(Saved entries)
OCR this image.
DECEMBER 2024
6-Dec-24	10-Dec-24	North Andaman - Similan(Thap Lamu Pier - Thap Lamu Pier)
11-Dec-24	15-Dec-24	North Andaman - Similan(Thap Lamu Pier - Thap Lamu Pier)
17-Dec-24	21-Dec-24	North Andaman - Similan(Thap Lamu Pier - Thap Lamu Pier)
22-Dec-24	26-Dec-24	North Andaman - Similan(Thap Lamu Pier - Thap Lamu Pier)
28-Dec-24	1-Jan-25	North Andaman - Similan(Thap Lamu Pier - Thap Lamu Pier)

▶ _GIVEN TASK_
Copy the data above exactly. Every line must be included.

▶ _REPLY_
OCR this image.
DECEMBER 2024
6-Dec-24	10-Dec-24	North Andaman - Similan(Thap Lamu Pier - Thap Lamu Pier)
11-Dec-24	15-Dec-24	North Andaman - Similan(Thap Lamu Pier - Thap Lamu Pier)
17-Dec-24	21-Dec-24	North Andaman - Similan(Thap Lamu Pier - Thap Lamu Pier)
22-Dec-24	26-Dec-24	North Andaman - Similan(Thap Lamu Pier - Thap Lamu Pier)
28-Dec-24	1-Jan-25	North Andaman - Similan(Thap Lamu Pier - Thap Lamu Pier)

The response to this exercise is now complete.